■ Stated task: Copy every record below exactly.

■ Provided entries:
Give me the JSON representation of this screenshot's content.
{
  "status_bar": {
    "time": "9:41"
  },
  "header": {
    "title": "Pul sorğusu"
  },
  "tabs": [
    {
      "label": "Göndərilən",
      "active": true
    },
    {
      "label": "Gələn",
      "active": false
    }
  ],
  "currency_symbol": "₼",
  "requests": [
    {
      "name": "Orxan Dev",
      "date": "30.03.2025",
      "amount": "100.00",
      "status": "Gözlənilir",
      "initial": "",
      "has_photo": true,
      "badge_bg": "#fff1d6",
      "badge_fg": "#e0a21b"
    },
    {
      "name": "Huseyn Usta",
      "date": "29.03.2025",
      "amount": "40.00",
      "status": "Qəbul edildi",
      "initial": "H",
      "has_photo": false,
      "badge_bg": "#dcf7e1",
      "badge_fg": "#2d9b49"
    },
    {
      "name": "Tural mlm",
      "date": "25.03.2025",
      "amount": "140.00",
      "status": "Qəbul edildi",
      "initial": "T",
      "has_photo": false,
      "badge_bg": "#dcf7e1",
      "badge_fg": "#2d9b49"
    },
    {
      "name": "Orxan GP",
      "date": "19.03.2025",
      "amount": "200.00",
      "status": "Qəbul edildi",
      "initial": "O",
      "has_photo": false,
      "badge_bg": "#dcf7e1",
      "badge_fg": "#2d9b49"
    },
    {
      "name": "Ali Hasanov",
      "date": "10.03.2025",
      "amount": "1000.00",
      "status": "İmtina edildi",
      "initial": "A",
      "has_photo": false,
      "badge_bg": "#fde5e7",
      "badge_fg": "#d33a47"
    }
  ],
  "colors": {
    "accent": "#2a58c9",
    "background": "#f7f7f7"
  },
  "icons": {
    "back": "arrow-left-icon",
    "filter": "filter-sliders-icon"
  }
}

■ Answer to this exercise:
Give me the JSON representation of this screenshot's content.
{
  "status_bar": {
    "time": "9:41"
  },
  "header": {
    "title": "Pul sorğusu"
  },
  "tabs": [
    {
      "label": "Göndərilən",
      "active": true
    },
    {
      "label": "Gələn",
      "active": false
    }
  ],
  "currency_symbol": "₼",
  "requests": [
    {
      "name": "Orxan Dev",
      "date": "30.03.2025",
      "amount": "100.00",
      "status": "Gözlənilir",
      "initial": "",
      "has_photo": true,
      "badge_bg": "#fff1d6",
      "badge_fg": "#e0a21b"
    },
    {
      "name": "Huseyn Usta",
      "date": "29.03.2025",
      "amount": "40.00",
      "status": "Qəbul edildi",
      "initial": "H",
      "has_photo": false,
      "badge_bg": "#dcf7e1",
      "badge_fg": "#2d9b49"
    },
    {
      "name": "Tural mlm",
      "date": "25.03.2025",
      "amount": "140.00",
      "status": "Qəbul edildi",
      "initial": "T",
      "has_photo": false,
      "badge_bg": "#dcf7e1",
      "badge_fg": "#2d9b49"
    },
    {
      "name": "Orxan GP",
      "date": "19.03.2025",
      "amount": "200.00",
      "status": "Qəbul edildi",
      "initial": "O",
      "has_photo": false,
      "badge_bg": "#dcf7e1",
      "badge_fg": "#2d9b49"
    },
    {
      "name": "Ali Hasanov",
      "date": "10.03.2025",
      "amount": "1000.00",
      "status": "İmtina edildi",
      "initial": "A",
      "has_photo": false,
      "badge_bg": "#fde5e7",
      "badge_fg": "#d33a47"
    }
  ],
  "colors": {
    "accent": "#2a58c9",
    "background": "#f7f7f7"
  },
  "icons": {
    "back": "arrow-left-icon",
    "filter": "filter-sliders-icon"
  }
}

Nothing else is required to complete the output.